## Task requirements
In the material below, start at the line that contains "bar-chart: Desprevenidos Afinidade" and stop after the line that contains "bar-top-face <box>103 270 253 274</box>". Write out those lines without any change.

(Stored data)
+-------+

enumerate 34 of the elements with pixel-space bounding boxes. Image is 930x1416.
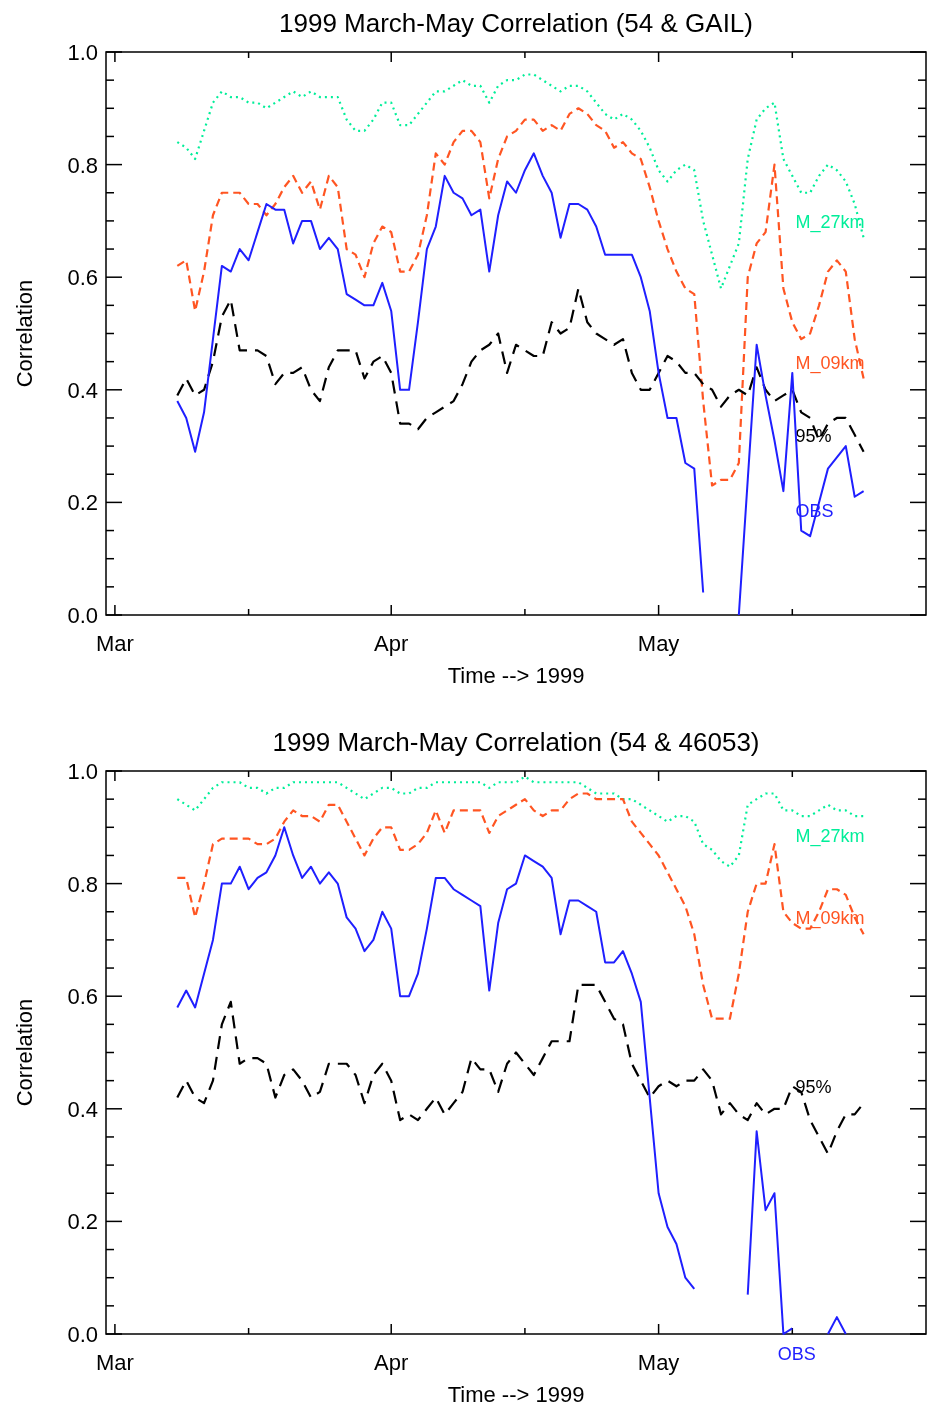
y-tick-label: 1.0 bbox=[67, 40, 98, 65]
y-axis-title: Correlation bbox=[12, 998, 37, 1107]
x-tick-label: May bbox=[637, 1350, 680, 1375]
series-label: OBS bbox=[777, 1344, 816, 1364]
line-series bbox=[176, 792, 865, 1020]
x-tick-label: Mar bbox=[95, 631, 134, 656]
line-series bbox=[176, 775, 865, 868]
x-tick-label: May bbox=[637, 631, 680, 656]
y-tick-label: 1.0 bbox=[67, 759, 98, 784]
line-series bbox=[176, 107, 865, 487]
x-axis-title: Time --> 1999 bbox=[447, 663, 585, 688]
series-label: 95% bbox=[795, 1077, 832, 1098]
y-axis-title: Correlation bbox=[12, 279, 37, 388]
x-tick-label: Apr bbox=[374, 1350, 409, 1375]
chart-title: 1999 March-May Correlation (54 & 46053) bbox=[272, 727, 760, 757]
y-tick-label: 0.8 bbox=[67, 152, 98, 178]
series-label: M_27km bbox=[795, 211, 865, 233]
x-tick-label: Mar bbox=[95, 1350, 134, 1375]
y-tick-label: 0.4 bbox=[67, 1096, 98, 1122]
y-tick-label: 0.6 bbox=[67, 984, 98, 1010]
y-tick-label: 0.0 bbox=[67, 1322, 98, 1347]
chart-title: 1999 March-May Correlation (54 & GAIL) bbox=[279, 8, 753, 38]
y-tick-label: 0.2 bbox=[67, 490, 98, 516]
series-label: M_09km bbox=[795, 352, 865, 374]
y-tick-label: 0.0 bbox=[67, 603, 98, 628]
line-series bbox=[176, 73, 865, 290]
line-series bbox=[176, 287, 865, 453]
y-tick-label: 0.4 bbox=[67, 377, 98, 403]
series-label: M_27km bbox=[795, 826, 865, 848]
x-tick-label: Apr bbox=[374, 631, 409, 656]
x-axis-title: Time --> 1999 bbox=[447, 1382, 585, 1407]
y-tick-label: 0.6 bbox=[67, 265, 98, 291]
y-tick-label: 0.2 bbox=[67, 1209, 98, 1235]
y-tick-label: 0.8 bbox=[67, 871, 98, 897]
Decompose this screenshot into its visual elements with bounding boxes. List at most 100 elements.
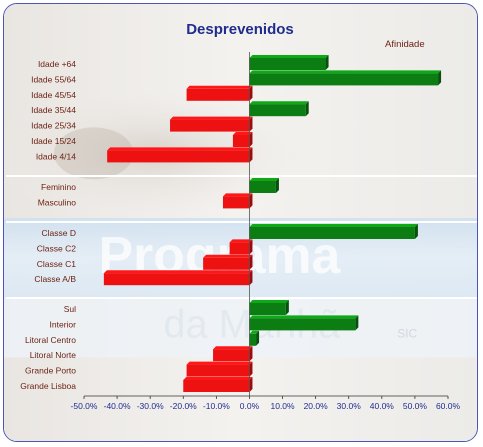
bar-chart: Desprevenidos Afinidade Idade +64 Idade 5… <box>6 21 477 411</box>
category-label: Litoral Norte <box>30 350 77 360</box>
chart-title: Desprevenidos <box>186 21 294 38</box>
bar-side-face <box>249 377 253 392</box>
bar <box>183 377 253 392</box>
bar <box>203 254 253 270</box>
x-axis: -50.0% -40.0% -30.0% -20.0% -10.0% 0.0% 10.0% 2… <box>6 52 477 411</box>
x-tick-label: -30.0% <box>137 401 164 411</box>
bar <box>213 346 253 362</box>
bar-front-face <box>103 273 250 286</box>
bar-top-face <box>249 55 329 58</box>
bar-front-face <box>213 349 250 362</box>
bar-top-face <box>249 178 279 181</box>
bar <box>186 361 253 377</box>
bar <box>249 330 260 346</box>
bar-side-face <box>275 178 279 193</box>
bar-top-face <box>249 330 260 334</box>
bar-top-face <box>183 377 253 380</box>
bar <box>103 270 253 286</box>
bar-side-face <box>438 70 442 86</box>
bar <box>249 300 289 315</box>
x-tick-label: -40.0% <box>104 401 131 411</box>
bar-side-face <box>249 346 253 362</box>
category-label: Idade +64 <box>38 59 76 69</box>
bar-front-face <box>249 73 439 86</box>
bar <box>107 147 253 163</box>
bar-top-face <box>222 193 253 197</box>
bar <box>186 85 253 101</box>
category-label: Classe C2 <box>37 243 76 253</box>
x-tick-label: 50.0% <box>403 401 428 411</box>
category-label: Classe D <box>42 228 76 238</box>
category-label: Grande Lisboa <box>20 381 76 391</box>
bar-top-face <box>249 315 359 319</box>
category-label: Idade 25/34 <box>31 121 76 131</box>
bar-side-face <box>249 361 253 377</box>
bar-front-face <box>203 257 250 270</box>
bar <box>229 239 253 255</box>
category-label: Sul <box>64 304 76 314</box>
x-tick-label: -10.0% <box>203 401 230 411</box>
bar-front-face <box>249 104 306 117</box>
bar-front-face <box>186 88 250 101</box>
bar-side-face <box>414 224 418 239</box>
bar-top-face <box>186 361 253 365</box>
bar-side-face <box>249 116 253 132</box>
bar-front-face <box>222 196 250 209</box>
bar-top-face <box>249 70 442 74</box>
bar-front-face <box>107 150 250 163</box>
bar <box>249 70 442 86</box>
legend-label: Afinidade <box>385 39 425 50</box>
bar-front-face <box>186 364 250 377</box>
bar-top-face <box>249 101 309 105</box>
bar-side-face <box>249 254 253 270</box>
bar-side-face <box>355 315 359 331</box>
bar-front-face <box>183 380 250 392</box>
bar-side-face <box>249 147 253 163</box>
bar-top-face <box>103 270 253 274</box>
bar-side-face <box>325 55 329 70</box>
bar-side-face <box>249 132 253 147</box>
bar-side-face <box>249 270 253 286</box>
bar <box>249 101 309 117</box>
bar-side-face <box>249 239 253 255</box>
bar-front-face <box>249 318 356 331</box>
category-label: Interior <box>50 319 77 329</box>
bar-top-face <box>213 346 253 350</box>
bar-top-face <box>170 116 253 120</box>
bar-front-face <box>249 58 326 70</box>
category-label: Classe A/B <box>34 274 76 284</box>
bar-side-face <box>249 85 253 101</box>
category-label: Masculino <box>38 197 77 207</box>
bar-top-face <box>232 132 253 135</box>
bar <box>249 55 329 70</box>
x-tick-label: 20.0% <box>304 401 329 411</box>
x-tick-label: -20.0% <box>170 401 197 411</box>
bar-side-face <box>249 193 253 209</box>
category-label: Classe C1 <box>37 259 76 269</box>
bar <box>222 193 253 209</box>
bar-top-face <box>249 300 289 303</box>
bar-top-face <box>229 239 253 243</box>
x-tick-label: 40.0% <box>370 401 395 411</box>
category-label: Idade 45/54 <box>31 90 76 100</box>
category-label: Idade 35/44 <box>31 105 76 115</box>
bar <box>232 132 253 147</box>
bars-layer <box>103 55 442 392</box>
bar <box>249 178 279 193</box>
bar-front-face <box>170 119 250 132</box>
bar-top-face <box>186 85 253 89</box>
bar-front-face <box>249 227 415 239</box>
category-label: Idade 4/14 <box>36 151 76 161</box>
bar-front-face <box>249 333 257 346</box>
category-label: Idade 15/24 <box>31 136 76 146</box>
svg-text:SIC: SIC <box>397 326 417 340</box>
category-label: Grande Porto <box>25 366 76 376</box>
bar <box>170 116 253 132</box>
bar-top-face <box>107 147 253 151</box>
bar-top-face <box>203 254 253 258</box>
bar <box>249 224 418 239</box>
category-label: Feminino <box>41 182 76 192</box>
bar-front-face <box>249 181 276 193</box>
category-label: Idade 55/64 <box>31 74 76 84</box>
bar-front-face <box>229 242 250 255</box>
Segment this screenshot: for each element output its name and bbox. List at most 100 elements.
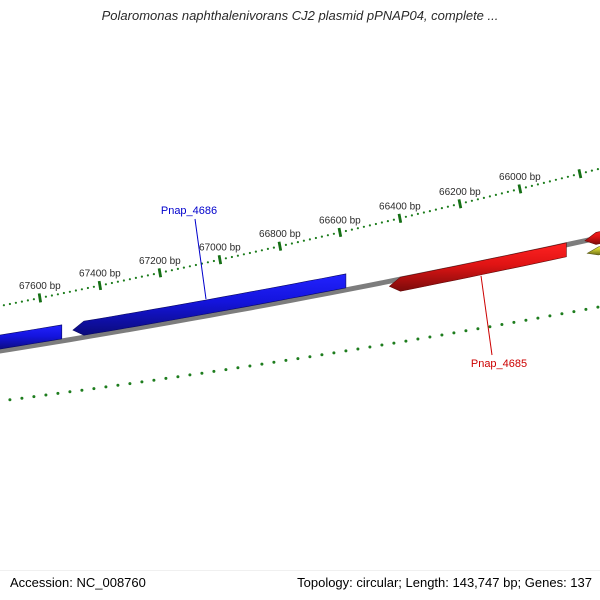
ruler-minor-tick: [62, 291, 65, 295]
ruler-minor-tick: [224, 257, 227, 260]
ruler-minor-tick: [494, 193, 497, 196]
density-dot: [320, 353, 324, 357]
ruler-minor-tick: [308, 238, 311, 241]
gene-arrow-right-fragment-yellow[interactable]: [586, 245, 600, 256]
density-dot: [32, 395, 36, 399]
ruler-tick-label: 66000 bp: [499, 172, 541, 183]
ruler-minor-tick: [164, 270, 167, 273]
density-dot: [56, 391, 60, 395]
ruler-minor-tick: [290, 242, 293, 245]
ruler-minor-tick: [182, 266, 185, 269]
ruler-minor-tick: [176, 267, 179, 270]
density-dot: [584, 307, 588, 311]
ruler-minor-tick: [422, 211, 425, 214]
ruler-minor-tick: [590, 169, 594, 172]
ruler-tick-label: 66200 bp: [439, 187, 481, 198]
ruler-minor-tick: [470, 199, 473, 202]
ruler-minor-tick: [254, 250, 257, 253]
ruler-major-tick: [37, 293, 43, 303]
ruler-tick-label: 67000 bp: [199, 243, 241, 254]
ruler-minor-tick: [116, 280, 119, 283]
ruler-minor-tick: [536, 183, 540, 186]
ruler-minor-tick: [386, 220, 389, 223]
ruler-minor-tick: [362, 225, 365, 228]
ruler-minor-tick: [416, 212, 419, 215]
ruler-minor-tick: [566, 175, 570, 178]
density-dot: [128, 382, 132, 386]
ruler-minor-tick: [32, 298, 36, 301]
ruler-minor-tick: [464, 201, 467, 204]
gene-arrow-Pnap_4685[interactable]: [388, 242, 567, 292]
ruler-minor-tick: [332, 232, 335, 235]
ruler-minor-tick: [410, 214, 413, 217]
ruler-major-tick: [457, 199, 463, 209]
ruler-minor-tick: [284, 243, 287, 246]
ruler-minor-tick: [404, 215, 407, 218]
density-dot: [512, 320, 516, 324]
ruler-minor-tick: [548, 180, 552, 183]
gene-label-Pnap_4686[interactable]: Pnap_4686: [161, 205, 217, 217]
callout-line: [480, 275, 493, 356]
ruler-minor-tick: [266, 247, 269, 250]
ruler-major-tick: [217, 255, 223, 265]
ruler-tick-label: 66400 bp: [379, 201, 421, 212]
ruler-minor-tick: [356, 227, 359, 230]
density-dot: [560, 312, 564, 316]
ruler-minor-tick: [134, 276, 137, 279]
ruler-major-ticks: 66000 bp 66200 bp 66400 bp 66600 bp 66800 bp…: [19, 169, 583, 303]
ruler-minor-tick: [344, 229, 347, 233]
ruler-minor-tick: [206, 261, 209, 264]
ruler-minor-tick: [500, 192, 503, 195]
ruler-minor-tick: [524, 186, 528, 189]
gene-label-Pnap_4685[interactable]: Pnap_4685: [471, 358, 527, 370]
ruler-minor-tick: [26, 299, 29, 302]
ruler-minor-tick: [350, 228, 353, 231]
ruler-minor-tick: [20, 300, 23, 303]
density-dot: [188, 373, 192, 377]
ruler-minor-tick: [170, 269, 173, 272]
topology-info-text: Topology: circular; Length: 143,747 bp; …: [297, 575, 592, 590]
density-dot: [572, 310, 576, 314]
ruler-minor-tick: [314, 236, 317, 240]
ruler-minor-tick: [320, 235, 323, 238]
ruler-tick-label: 67600 bp: [19, 281, 61, 292]
ruler-minor-ticks: [2, 168, 600, 307]
density-dot: [428, 335, 432, 339]
ruler-tick-label: 67200 bp: [139, 256, 181, 267]
gene-arrow-Pnap_4686[interactable]: [72, 273, 347, 336]
ruler-minor-tick: [476, 198, 479, 201]
ruler-minor-tick: [50, 294, 54, 297]
density-dot: [440, 333, 444, 337]
gene-arrow-left-fragment[interactable]: [0, 324, 63, 350]
density-dot: [20, 396, 24, 400]
ruler-minor-tick: [104, 283, 107, 286]
density-dot: [284, 358, 288, 362]
ruler-major-tick: [157, 268, 163, 278]
ruler-minor-tick: [596, 168, 600, 171]
density-dot: [140, 380, 144, 384]
ruler-major-tick: [277, 241, 283, 251]
density-dot: [332, 351, 336, 355]
density-dot: [164, 376, 168, 380]
ruler-minor-tick: [128, 278, 131, 281]
density-dot: [212, 369, 216, 373]
density-dot: [500, 323, 504, 326]
ruler-minor-tick: [506, 190, 509, 193]
status-bar: Accession: NC_008760 Topology: circular;…: [0, 570, 600, 600]
density-dot: [80, 388, 84, 392]
ruler-minor-tick: [140, 275, 143, 278]
ruler-minor-tick: [122, 279, 125, 282]
ruler-minor-tick: [482, 196, 485, 199]
density-dot: [68, 390, 72, 394]
ruler-minor-tick: [188, 265, 191, 268]
ruler-minor-tick: [44, 295, 48, 298]
gene-arrow-right-fragment-red[interactable]: [584, 230, 600, 245]
density-dot: [404, 339, 408, 343]
callout-line: [194, 218, 207, 300]
density-dot: [248, 364, 252, 368]
ruler-minor-tick: [86, 286, 89, 290]
ruler-minor-tick: [554, 178, 558, 181]
density-dot: [548, 314, 552, 318]
ruler-minor-tick: [236, 254, 239, 257]
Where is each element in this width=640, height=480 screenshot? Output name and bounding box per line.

+-------+

## Written answer
bar-chart: Desprevenidos Afinidade Idade +64 Idade 5… <box>6 21 477 411</box>
category-label: Litoral Norte <box>30 350 77 360</box>
chart-title: Desprevenidos <box>186 21 294 38</box>
bar-side-face <box>249 377 253 392</box>
bar <box>183 377 253 392</box>
bar <box>203 254 253 270</box>
x-axis: -50.0% -40.0% -30.0% -20.0% -10.0% 0.0% 10.0% 2… <box>6 52 477 411</box>
x-tick-label: -30.0% <box>137 401 164 411</box>
bar <box>213 346 253 362</box>
bar-front-face <box>103 273 250 286</box>
bar-top-face <box>249 55 329 58</box>
bar-front-face <box>213 349 250 362</box>
bar-top-face <box>249 178 279 181</box>
bar <box>186 361 253 377</box>
bar <box>249 330 260 346</box>
bar-side-face <box>275 178 279 193</box>
bar-top-face <box>249 330 260 334</box>
bar-top-face <box>183 377 253 380</box>
bar <box>103 270 253 286</box>
bar-side-face <box>438 70 442 86</box>
bar <box>249 300 289 315</box>
x-tick-label: -40.0% <box>104 401 131 411</box>
bar-side-face <box>249 346 253 362</box>
category-label: Idade +64 <box>38 59 76 69</box>
bar-front-face <box>249 73 439 86</box>
bar <box>107 147 253 163</box>
bar-top-face <box>222 193 253 197</box>
bar <box>186 85 253 101</box>
category-label: Classe C2 <box>37 243 76 253</box>
x-tick-label: 50.0% <box>403 401 428 411</box>
category-label: Classe D <box>42 228 76 238</box>
category-label: Grande Lisboa <box>20 381 76 391</box>
bar-top-face <box>249 315 359 319</box>
category-label: Idade 25/34 <box>31 121 76 131</box>
bar-side-face <box>249 361 253 377</box>
bar-front-face <box>203 257 250 270</box>
bar <box>229 239 253 255</box>
category-label: Sul <box>64 304 76 314</box>
x-tick-label: -10.0% <box>203 401 230 411</box>
bar-front-face <box>249 104 306 117</box>
bar-front-face <box>186 88 250 101</box>
bar-side-face <box>414 224 418 239</box>
bar-top-face <box>186 361 253 365</box>
bar-side-face <box>249 116 253 132</box>
bar-front-face <box>222 196 250 209</box>
bar-top-face <box>249 70 442 74</box>
bar-front-face <box>107 150 250 163</box>
bar <box>249 70 442 86</box>
legend-label: Afinidade <box>385 39 425 50</box>
bar-front-face <box>186 364 250 377</box>
bar-top-face <box>249 101 309 105</box>
bar-side-face <box>249 254 253 270</box>
bar-side-face <box>355 315 359 331</box>
bar-front-face <box>183 380 250 392</box>
bar-side-face <box>249 147 253 163</box>
bar-top-face <box>103 270 253 274</box>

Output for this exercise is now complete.